Transcribe the records that follow in their entirety, omitting any pictures.
· · · · · · ·
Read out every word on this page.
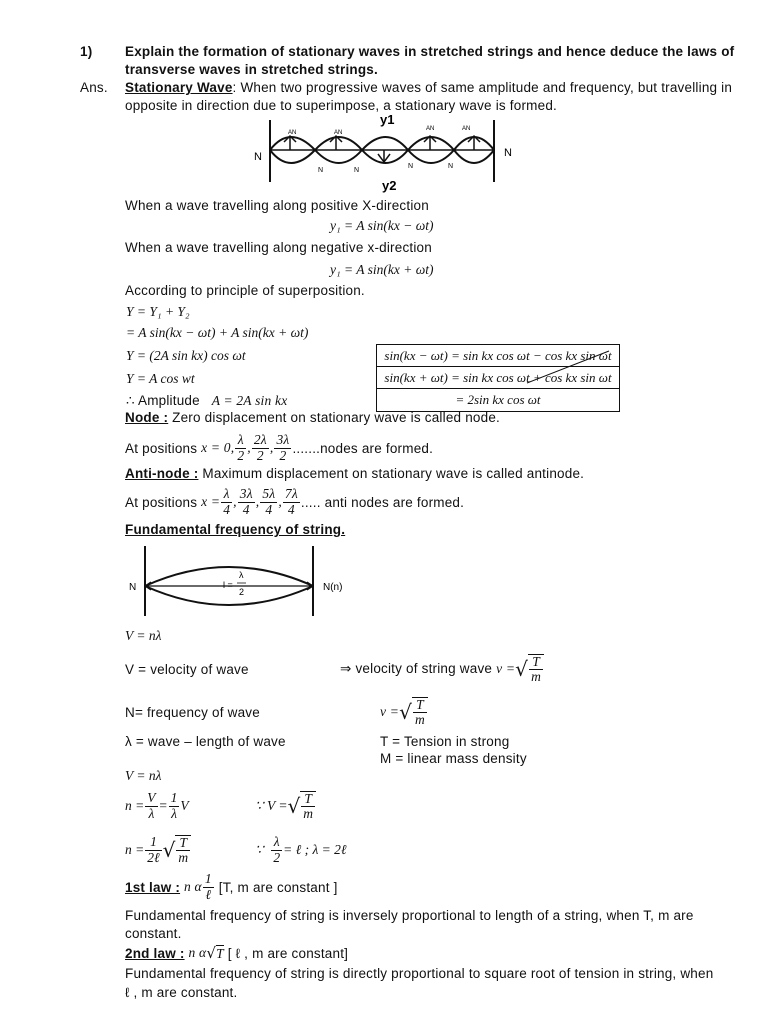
1) Explain the formation of stationary waves in stretched strings and hence deduce the laws of
transverse waves in stretched strings.
Ans. Stationary Wave: When two progressive waves of same amplitude and frequency, but travelling in
opposite in direction due to superimpose, a stationary wave is formed.
AN	AN
AN	AN
N	N
N	N
N	N
y1
y2
When a wave travelling along positive X-direction
y₁ = A sin(kx − ωt)
When a wave travelling along negative x-direction
y₁ = A sin(kx + ωt)
According to principle of superposition.
Y = Y₁ + Y₂
= A sin(kx − ωt) + A sin(kx + ωt)
Y = (2A sin kx) cos ωt
Y = A cos wt
∴ Amplitude A = 2A sin kx
sin(kx − ωt) = sin kx cos ωt − cos kx sin ωt
sin(kx + ωt) = sin kx cos ωt + cos kx sin ωt
= 2sin kx cos ωt
Node : Zero displacement on stationary wave is called node.
At positions
x = 0, $\frac{\lambda}{2}$ , $\frac{2\lambda}{2}$ , $\frac{3\lambda}{2}$ .......nodes are formed.
Anti-node : Maximum displacement on stationary wave is called antinode.
At positions
$x = \frac{\lambda}{4}$ , $\frac{3\lambda}{4}$ , $\frac{5\lambda}{4}$ , $\frac{7\lambda}{4}$ ..... anti nodes are formed.
Fundamental frequency of string.
N	N(n)
l =
λ
2
V = nλ
V = velocity of wave	⇒ velocity of string wave
v = √ $\frac{T}{m}$
N= frequency of wave	v = √ $\frac{T}{m}$
λ = wave – length of wave	T = Tension in strong
M = linear mass density
V = nλ
$n = \frac{V}{\lambda} = \frac{1}{\lambda}$ V	∵
V = √ $\frac{T}{m}$
n =
1
2ℓ √ $\frac{T}{m}$	∵
$\frac{\lambda}{2}$ = ℓ ; λ = 2ℓ
1st law :
n α
1
ℓ
[T, m are constant ]
Fundamental frequency of string is inversely proportional to length of a string, when T, m are
constant.
2nd law :
n α √T
[ ℓ , m are constant]
Fundamental frequency of string is directly proportional to square root of tension in string, when
ℓ , m are constant.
· · · · · · ·
Solution for this problem
Read out every word on this page.
1) Explain the formation of stationary waves in stretched strings and hence deduce the laws of
transverse waves in stretched strings.
Ans. Stationary Wave: When two progressive waves of same amplitude and frequency, but travelling in
opposite in direction due to superimpose, a stationary wave is formed.
AN	AN
AN	AN
N	N
N	N
N	N
y1
y2
When a wave travelling along positive X-direction
y₁ = A sin(kx − ωt)
When a wave travelling along negative x-direction
y₁ = A sin(kx + ωt)
According to principle of superposition.
Y = Y₁ + Y₂
= A sin(kx − ωt) + A sin(kx + ωt)
Y = (2A sin kx) cos ωt
Y = A cos wt
∴ Amplitude A = 2A sin kx
sin(kx − ωt) = sin kx cos ωt − cos kx sin ωt
sin(kx + ωt) = sin kx cos ωt + cos kx sin ωt
= 2sin kx cos ωt
Node : Zero displacement on stationary wave is called node.
At positions
x = 0, $\frac{\lambda}{2}$ , $\frac{2\lambda}{2}$ , $\frac{3\lambda}{2}$ .......nodes are formed.
Anti-node : Maximum displacement on stationary wave is called antinode.
At positions
$x = \frac{\lambda}{4}$ , $\frac{3\lambda}{4}$ , $\frac{5\lambda}{4}$ , $\frac{7\lambda}{4}$ ..... anti nodes are formed.
Fundamental frequency of string.
N	N(n)
l =
λ
2
V = nλ
V = velocity of wave	⇒ velocity of string wave
v = √ $\frac{T}{m}$
N= frequency of wave	v = √ $\frac{T}{m}$
λ = wave – length of wave	T = Tension in strong
M = linear mass density
V = nλ
$n = \frac{V}{\lambda} = \frac{1}{\lambda}$ V	∵
V = √ $\frac{T}{m}$
n =
1
2ℓ √ $\frac{T}{m}$	∵
$\frac{\lambda}{2}$ = ℓ ; λ = 2ℓ
1st law :
n α
1
ℓ
[T, m are constant ]
Fundamental frequency of string is inversely proportional to length of a string, when T, m are
constant.
2nd law :
n α √T
[ ℓ , m are constant]
Fundamental frequency of string is directly proportional to square root of tension in string, when
ℓ , m are constant.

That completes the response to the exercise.